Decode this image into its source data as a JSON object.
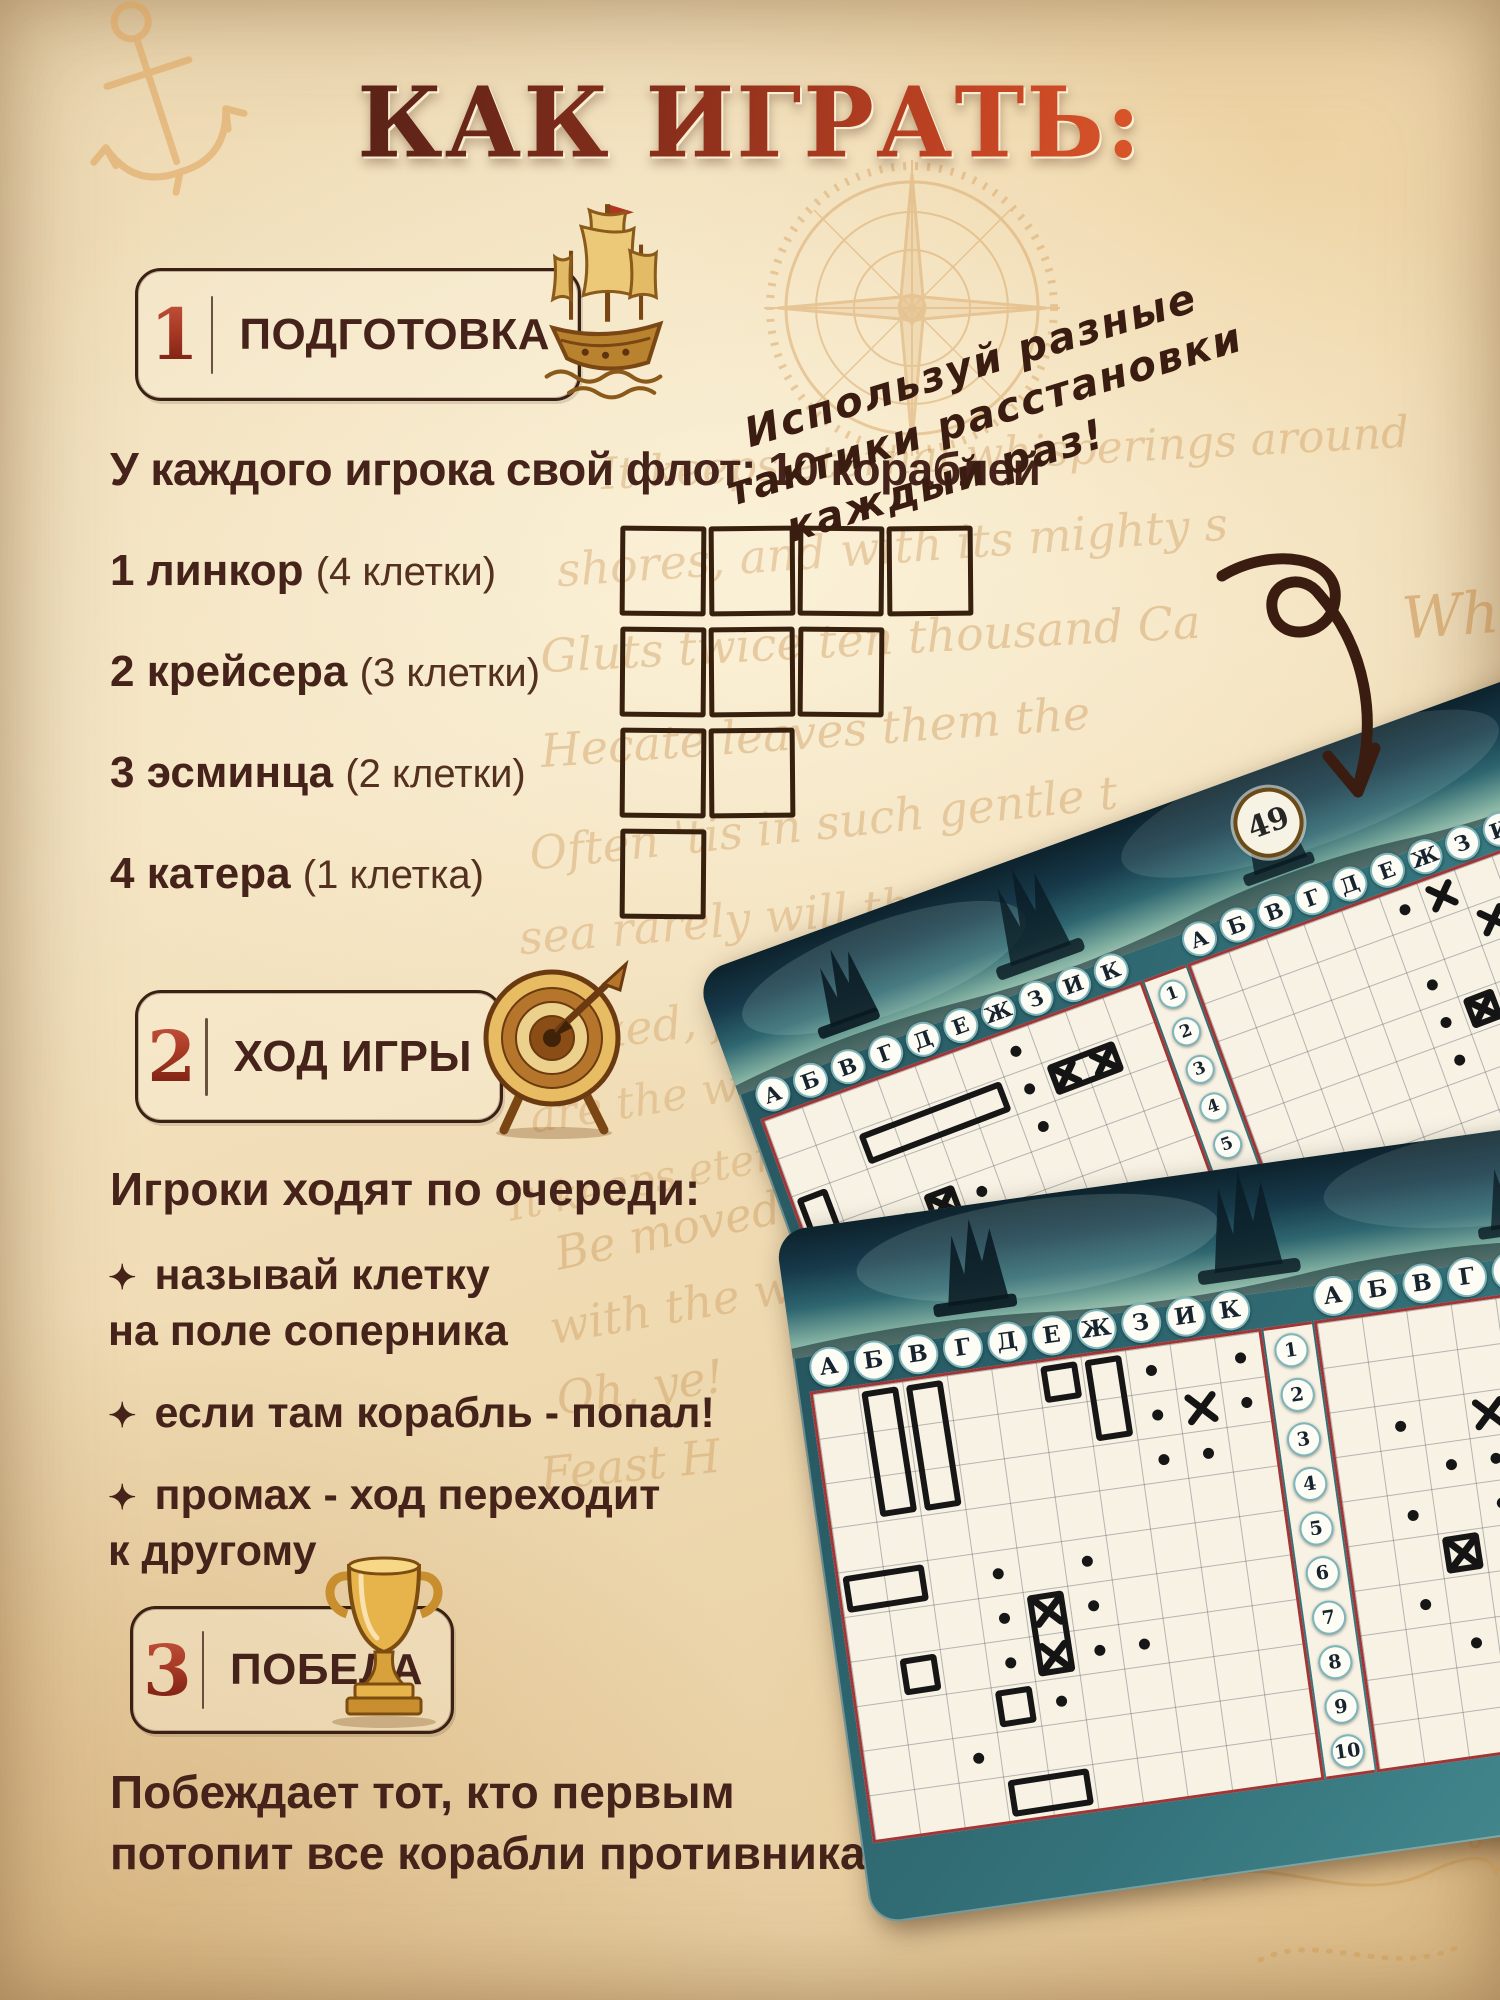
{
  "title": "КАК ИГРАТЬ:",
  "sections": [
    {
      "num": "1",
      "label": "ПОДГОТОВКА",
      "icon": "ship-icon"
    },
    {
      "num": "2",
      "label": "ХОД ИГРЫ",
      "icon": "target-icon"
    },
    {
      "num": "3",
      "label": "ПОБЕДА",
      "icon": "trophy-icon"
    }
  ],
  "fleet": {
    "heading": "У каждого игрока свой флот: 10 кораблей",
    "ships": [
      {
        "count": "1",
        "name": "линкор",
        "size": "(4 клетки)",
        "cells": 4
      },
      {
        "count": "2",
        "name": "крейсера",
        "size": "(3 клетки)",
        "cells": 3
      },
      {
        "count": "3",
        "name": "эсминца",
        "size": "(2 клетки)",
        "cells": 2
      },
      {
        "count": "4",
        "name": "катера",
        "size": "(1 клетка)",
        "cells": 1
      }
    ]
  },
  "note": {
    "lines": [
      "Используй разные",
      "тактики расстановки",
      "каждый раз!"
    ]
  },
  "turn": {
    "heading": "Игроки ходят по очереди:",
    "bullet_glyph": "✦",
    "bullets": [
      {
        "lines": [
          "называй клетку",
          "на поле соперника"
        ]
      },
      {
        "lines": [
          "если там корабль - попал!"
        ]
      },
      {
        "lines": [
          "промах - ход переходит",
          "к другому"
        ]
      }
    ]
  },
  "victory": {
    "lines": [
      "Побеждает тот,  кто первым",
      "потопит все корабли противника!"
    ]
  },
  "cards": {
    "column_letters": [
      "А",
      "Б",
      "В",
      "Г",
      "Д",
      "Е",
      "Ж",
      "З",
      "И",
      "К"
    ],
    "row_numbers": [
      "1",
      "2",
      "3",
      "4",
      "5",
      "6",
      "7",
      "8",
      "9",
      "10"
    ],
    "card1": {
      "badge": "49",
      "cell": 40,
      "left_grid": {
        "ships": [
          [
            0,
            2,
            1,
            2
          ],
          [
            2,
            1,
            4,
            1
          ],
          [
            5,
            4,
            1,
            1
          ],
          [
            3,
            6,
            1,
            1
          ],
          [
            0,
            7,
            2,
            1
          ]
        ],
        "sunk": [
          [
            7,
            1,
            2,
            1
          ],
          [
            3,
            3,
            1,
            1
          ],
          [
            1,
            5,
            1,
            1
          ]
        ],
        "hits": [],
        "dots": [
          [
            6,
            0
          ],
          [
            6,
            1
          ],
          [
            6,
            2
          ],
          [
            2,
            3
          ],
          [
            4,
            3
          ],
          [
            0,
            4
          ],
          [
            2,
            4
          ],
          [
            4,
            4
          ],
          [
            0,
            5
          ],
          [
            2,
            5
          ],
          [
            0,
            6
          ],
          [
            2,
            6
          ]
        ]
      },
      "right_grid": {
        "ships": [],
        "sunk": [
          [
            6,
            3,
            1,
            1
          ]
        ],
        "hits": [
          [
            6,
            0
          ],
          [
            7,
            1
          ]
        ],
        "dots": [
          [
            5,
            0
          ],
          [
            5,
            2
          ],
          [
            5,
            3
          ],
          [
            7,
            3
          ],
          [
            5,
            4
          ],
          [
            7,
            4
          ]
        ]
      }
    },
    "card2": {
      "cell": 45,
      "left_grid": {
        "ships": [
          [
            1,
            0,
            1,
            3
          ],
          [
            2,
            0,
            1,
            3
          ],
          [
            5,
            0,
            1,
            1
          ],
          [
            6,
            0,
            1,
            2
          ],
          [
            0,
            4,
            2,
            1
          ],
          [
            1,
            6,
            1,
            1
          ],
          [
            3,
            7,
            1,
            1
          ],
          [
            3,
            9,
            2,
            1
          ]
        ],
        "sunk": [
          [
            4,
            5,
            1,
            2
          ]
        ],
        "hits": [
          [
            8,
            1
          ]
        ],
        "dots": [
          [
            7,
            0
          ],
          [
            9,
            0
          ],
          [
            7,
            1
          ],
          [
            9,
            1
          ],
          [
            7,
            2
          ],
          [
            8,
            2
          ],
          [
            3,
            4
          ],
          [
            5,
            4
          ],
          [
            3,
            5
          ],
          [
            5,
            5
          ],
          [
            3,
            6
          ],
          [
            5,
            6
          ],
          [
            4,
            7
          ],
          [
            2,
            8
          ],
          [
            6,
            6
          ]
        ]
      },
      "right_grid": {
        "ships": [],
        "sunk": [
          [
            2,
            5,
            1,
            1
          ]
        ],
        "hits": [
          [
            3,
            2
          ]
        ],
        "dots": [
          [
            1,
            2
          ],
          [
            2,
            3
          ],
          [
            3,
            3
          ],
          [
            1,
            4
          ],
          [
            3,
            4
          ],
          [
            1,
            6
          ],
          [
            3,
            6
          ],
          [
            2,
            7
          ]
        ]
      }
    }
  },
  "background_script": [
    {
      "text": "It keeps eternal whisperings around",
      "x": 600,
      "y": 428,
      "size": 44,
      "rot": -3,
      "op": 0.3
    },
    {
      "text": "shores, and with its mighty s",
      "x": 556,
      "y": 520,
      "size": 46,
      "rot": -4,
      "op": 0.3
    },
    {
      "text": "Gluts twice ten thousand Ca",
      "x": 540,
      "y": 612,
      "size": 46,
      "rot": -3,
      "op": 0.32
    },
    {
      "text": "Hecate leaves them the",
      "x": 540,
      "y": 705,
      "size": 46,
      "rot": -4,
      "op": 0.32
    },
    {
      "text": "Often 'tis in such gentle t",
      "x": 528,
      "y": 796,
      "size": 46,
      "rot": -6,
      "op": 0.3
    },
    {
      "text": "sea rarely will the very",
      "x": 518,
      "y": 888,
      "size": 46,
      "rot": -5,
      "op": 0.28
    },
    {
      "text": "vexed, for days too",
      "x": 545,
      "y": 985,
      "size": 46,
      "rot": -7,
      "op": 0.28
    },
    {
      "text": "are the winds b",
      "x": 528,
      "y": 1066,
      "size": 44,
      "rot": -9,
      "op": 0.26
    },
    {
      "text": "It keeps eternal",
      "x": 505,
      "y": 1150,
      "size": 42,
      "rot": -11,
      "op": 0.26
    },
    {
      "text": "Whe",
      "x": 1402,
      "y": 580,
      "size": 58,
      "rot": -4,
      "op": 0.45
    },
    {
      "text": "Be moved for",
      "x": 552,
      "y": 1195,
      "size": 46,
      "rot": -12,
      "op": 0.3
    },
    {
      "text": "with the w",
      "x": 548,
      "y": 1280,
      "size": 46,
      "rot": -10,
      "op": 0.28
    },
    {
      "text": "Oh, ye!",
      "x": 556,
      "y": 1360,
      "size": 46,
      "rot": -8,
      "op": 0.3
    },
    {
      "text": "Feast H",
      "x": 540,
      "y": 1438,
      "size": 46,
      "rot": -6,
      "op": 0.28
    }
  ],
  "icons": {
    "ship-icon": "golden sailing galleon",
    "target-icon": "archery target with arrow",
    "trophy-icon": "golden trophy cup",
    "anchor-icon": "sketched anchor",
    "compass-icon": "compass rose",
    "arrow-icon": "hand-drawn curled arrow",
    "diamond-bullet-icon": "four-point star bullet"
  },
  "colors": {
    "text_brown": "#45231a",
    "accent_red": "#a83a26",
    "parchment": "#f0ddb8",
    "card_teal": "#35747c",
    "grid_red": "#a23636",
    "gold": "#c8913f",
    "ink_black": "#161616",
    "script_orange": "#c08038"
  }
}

- _Problem details_: Reproduce each line word for word and drop the pictures.

- _Reply_:
Decode this image into its source data as a JSON object.
{
  "title": "КАК ИГРАТЬ:",
  "sections": [
    {
      "num": "1",
      "label": "ПОДГОТОВКА",
      "icon": "ship-icon"
    },
    {
      "num": "2",
      "label": "ХОД ИГРЫ",
      "icon": "target-icon"
    },
    {
      "num": "3",
      "label": "ПОБЕДА",
      "icon": "trophy-icon"
    }
  ],
  "fleet": {
    "heading": "У каждого игрока свой флот: 10 кораблей",
    "ships": [
      {
        "count": "1",
        "name": "линкор",
        "size": "(4 клетки)",
        "cells": 4
      },
      {
        "count": "2",
        "name": "крейсера",
        "size": "(3 клетки)",
        "cells": 3
      },
      {
        "count": "3",
        "name": "эсминца",
        "size": "(2 клетки)",
        "cells": 2
      },
      {
        "count": "4",
        "name": "катера",
        "size": "(1 клетка)",
        "cells": 1
      }
    ]
  },
  "note": {
    "lines": [
      "Используй разные",
      "тактики расстановки",
      "каждый раз!"
    ]
  },
  "turn": {
    "heading": "Игроки ходят по очереди:",
    "bullet_glyph": "✦",
    "bullets": [
      {
        "lines": [
          "называй клетку",
          "на поле соперника"
        ]
      },
      {
        "lines": [
          "если там корабль - попал!"
        ]
      },
      {
        "lines": [
          "промах - ход переходит",
          "к другому"
        ]
      }
    ]
  },
  "victory": {
    "lines": [
      "Побеждает тот,  кто первым",
      "потопит все корабли противника!"
    ]
  },
  "cards": {
    "column_letters": [
      "А",
      "Б",
      "В",
      "Г",
      "Д",
      "Е",
      "Ж",
      "З",
      "И",
      "К"
    ],
    "row_numbers": [
      "1",
      "2",
      "3",
      "4",
      "5",
      "6",
      "7",
      "8",
      "9",
      "10"
    ],
    "card1": {
      "badge": "49",
      "cell": 40,
      "left_grid": {
        "ships": [
          [
            0,
            2,
            1,
            2
          ],
          [
            2,
            1,
            4,
            1
          ],
          [
            5,
            4,
            1,
            1
          ],
          [
            3,
            6,
            1,
            1
          ],
          [
            0,
            7,
            2,
            1
          ]
        ],
        "sunk": [
          [
            7,
            1,
            2,
            1
          ],
          [
            3,
            3,
            1,
            1
          ],
          [
            1,
            5,
            1,
            1
          ]
        ],
        "hits": [],
        "dots": [
          [
            6,
            0
          ],
          [
            6,
            1
          ],
          [
            6,
            2
          ],
          [
            2,
            3
          ],
          [
            4,
            3
          ],
          [
            0,
            4
          ],
          [
            2,
            4
          ],
          [
            4,
            4
          ],
          [
            0,
            5
          ],
          [
            2,
            5
          ],
          [
            0,
            6
          ],
          [
            2,
            6
          ]
        ]
      },
      "right_grid": {
        "ships": [],
        "sunk": [
          [
            6,
            3,
            1,
            1
          ]
        ],
        "hits": [
          [
            6,
            0
          ],
          [
            7,
            1
          ]
        ],
        "dots": [
          [
            5,
            0
          ],
          [
            5,
            2
          ],
          [
            5,
            3
          ],
          [
            7,
            3
          ],
          [
            5,
            4
          ],
          [
            7,
            4
          ]
        ]
      }
    },
    "card2": {
      "cell": 45,
      "left_grid": {
        "ships": [
          [
            1,
            0,
            1,
            3
          ],
          [
            2,
            0,
            1,
            3
          ],
          [
            5,
            0,
            1,
            1
          ],
          [
            6,
            0,
            1,
            2
          ],
          [
            0,
            4,
            2,
            1
          ],
          [
            1,
            6,
            1,
            1
          ],
          [
            3,
            7,
            1,
            1
          ],
          [
            3,
            9,
            2,
            1
          ]
        ],
        "sunk": [
          [
            4,
            5,
            1,
            2
          ]
        ],
        "hits": [
          [
            8,
            1
          ]
        ],
        "dots": [
          [
            7,
            0
          ],
          [
            9,
            0
          ],
          [
            7,
            1
          ],
          [
            9,
            1
          ],
          [
            7,
            2
          ],
          [
            8,
            2
          ],
          [
            3,
            4
          ],
          [
            5,
            4
          ],
          [
            3,
            5
          ],
          [
            5,
            5
          ],
          [
            3,
            6
          ],
          [
            5,
            6
          ],
          [
            4,
            7
          ],
          [
            2,
            8
          ],
          [
            6,
            6
          ]
        ]
      },
      "right_grid": {
        "ships": [],
        "sunk": [
          [
            2,
            5,
            1,
            1
          ]
        ],
        "hits": [
          [
            3,
            2
          ]
        ],
        "dots": [
          [
            1,
            2
          ],
          [
            2,
            3
          ],
          [
            3,
            3
          ],
          [
            1,
            4
          ],
          [
            3,
            4
          ],
          [
            1,
            6
          ],
          [
            3,
            6
          ],
          [
            2,
            7
          ]
        ]
      }
    }
  },
  "background_script": [
    {
      "text": "It keeps eternal whisperings around",
      "x": 600,
      "y": 428,
      "size": 44,
      "rot": -3,
      "op": 0.3
    },
    {
      "text": "shores, and with its mighty s",
      "x": 556,
      "y": 520,
      "size": 46,
      "rot": -4,
      "op": 0.3
    },
    {
      "text": "Gluts twice ten thousand Ca",
      "x": 540,
      "y": 612,
      "size": 46,
      "rot": -3,
      "op": 0.32
    },
    {
      "text": "Hecate leaves them the",
      "x": 540,
      "y": 705,
      "size": 46,
      "rot": -4,
      "op": 0.32
    },
    {
      "text": "Often 'tis in such gentle t",
      "x": 528,
      "y": 796,
      "size": 46,
      "rot": -6,
      "op": 0.3
    },
    {
      "text": "sea rarely will the very",
      "x": 518,
      "y": 888,
      "size": 46,
      "rot": -5,
      "op": 0.28
    },
    {
      "text": "vexed, for days too",
      "x": 545,
      "y": 985,
      "size": 46,
      "rot": -7,
      "op": 0.28
    },
    {
      "text": "are the winds b",
      "x": 528,
      "y": 1066,
      "size": 44,
      "rot": -9,
      "op": 0.26
    },
    {
      "text": "It keeps eternal",
      "x": 505,
      "y": 1150,
      "size": 42,
      "rot": -11,
      "op": 0.26
    },
    {
      "text": "Whe",
      "x": 1402,
      "y": 580,
      "size": 58,
      "rot": -4,
      "op": 0.45
    },
    {
      "text": "Be moved for",
      "x": 552,
      "y": 1195,
      "size": 46,
      "rot": -12,
      "op": 0.3
    },
    {
      "text": "with the w",
      "x": 548,
      "y": 1280,
      "size": 46,
      "rot": -10,
      "op": 0.28
    },
    {
      "text": "Oh, ye!",
      "x": 556,
      "y": 1360,
      "size": 46,
      "rot": -8,
      "op": 0.3
    },
    {
      "text": "Feast H",
      "x": 540,
      "y": 1438,
      "size": 46,
      "rot": -6,
      "op": 0.28
    }
  ],
  "icons": {
    "ship-icon": "golden sailing galleon",
    "target-icon": "archery target with arrow",
    "trophy-icon": "golden trophy cup",
    "anchor-icon": "sketched anchor",
    "compass-icon": "compass rose",
    "arrow-icon": "hand-drawn curled arrow",
    "diamond-bullet-icon": "four-point star bullet"
  },
  "colors": {
    "text_brown": "#45231a",
    "accent_red": "#a83a26",
    "parchment": "#f0ddb8",
    "card_teal": "#35747c",
    "grid_red": "#a23636",
    "gold": "#c8913f",
    "ink_black": "#161616",
    "script_orange": "#c08038"
  }
}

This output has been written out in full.